[Records from a collection]
☆ ☆ ☆ ☆
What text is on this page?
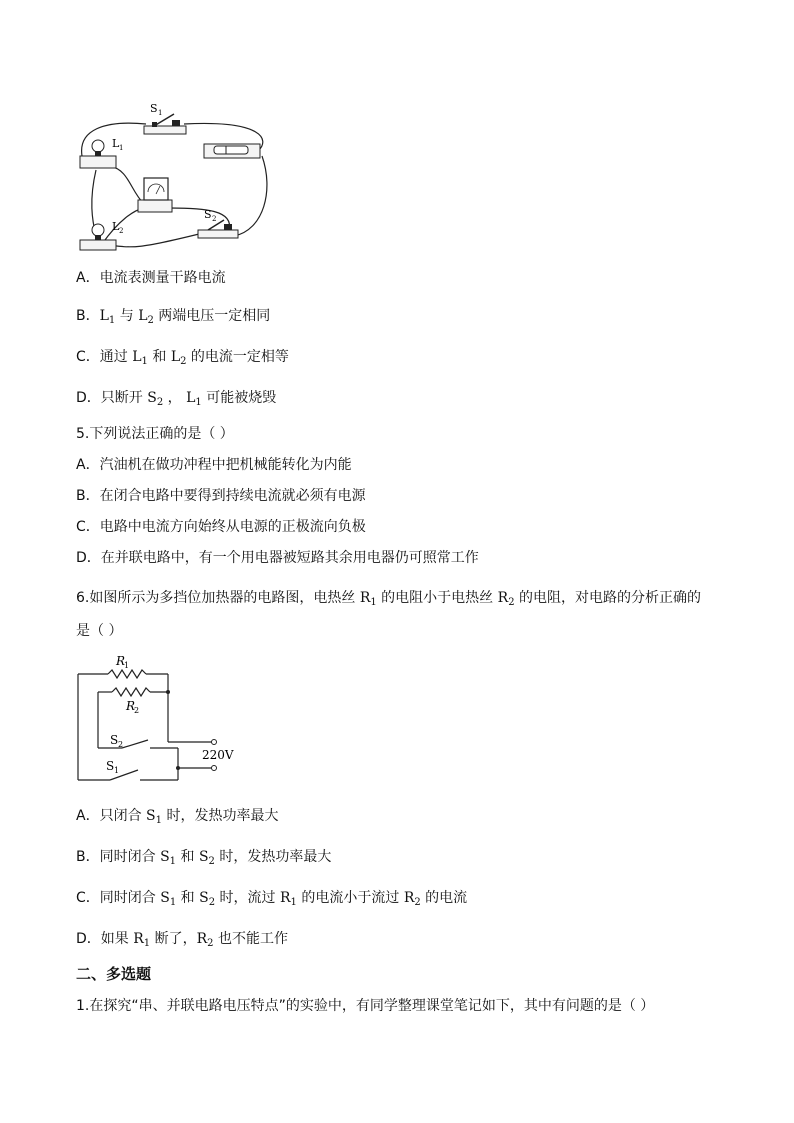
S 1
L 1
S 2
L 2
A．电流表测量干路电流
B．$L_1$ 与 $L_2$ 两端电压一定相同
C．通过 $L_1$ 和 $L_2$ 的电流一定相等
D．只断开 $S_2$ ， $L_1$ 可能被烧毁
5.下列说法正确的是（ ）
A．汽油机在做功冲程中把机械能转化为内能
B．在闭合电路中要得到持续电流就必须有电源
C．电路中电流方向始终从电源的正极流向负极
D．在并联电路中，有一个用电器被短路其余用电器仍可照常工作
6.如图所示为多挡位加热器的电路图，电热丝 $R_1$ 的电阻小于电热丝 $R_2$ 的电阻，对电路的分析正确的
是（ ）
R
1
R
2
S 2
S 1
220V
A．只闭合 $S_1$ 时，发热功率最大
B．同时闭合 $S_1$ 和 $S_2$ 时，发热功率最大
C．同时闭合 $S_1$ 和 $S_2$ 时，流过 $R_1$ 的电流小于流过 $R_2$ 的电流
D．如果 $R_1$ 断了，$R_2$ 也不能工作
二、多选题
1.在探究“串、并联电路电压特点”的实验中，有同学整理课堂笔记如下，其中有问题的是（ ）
☆ ☆ ☆ ☆
From the material above, reproduce everything verbatim except the pictures.

## [Problem solution]
What text is on this page?
S 1
L 1
S 2
L 2
A．电流表测量干路电流
B．$L_1$ 与 $L_2$ 两端电压一定相同
C．通过 $L_1$ 和 $L_2$ 的电流一定相等
D．只断开 $S_2$ ， $L_1$ 可能被烧毁
5.下列说法正确的是（ ）
A．汽油机在做功冲程中把机械能转化为内能
B．在闭合电路中要得到持续电流就必须有电源
C．电路中电流方向始终从电源的正极流向负极
D．在并联电路中，有一个用电器被短路其余用电器仍可照常工作
6.如图所示为多挡位加热器的电路图，电热丝 $R_1$ 的电阻小于电热丝 $R_2$ 的电阻，对电路的分析正确的
是（ ）
R
1
R
2
S 2
S 1
220V
A．只闭合 $S_1$ 时，发热功率最大
B．同时闭合 $S_1$ 和 $S_2$ 时，发热功率最大
C．同时闭合 $S_1$ 和 $S_2$ 时，流过 $R_1$ 的电流小于流过 $R_2$ 的电流
D．如果 $R_1$ 断了，$R_2$ 也不能工作
二、多选题
1.在探究“串、并联电路电压特点”的实验中，有同学整理课堂笔记如下，其中有问题的是（ ）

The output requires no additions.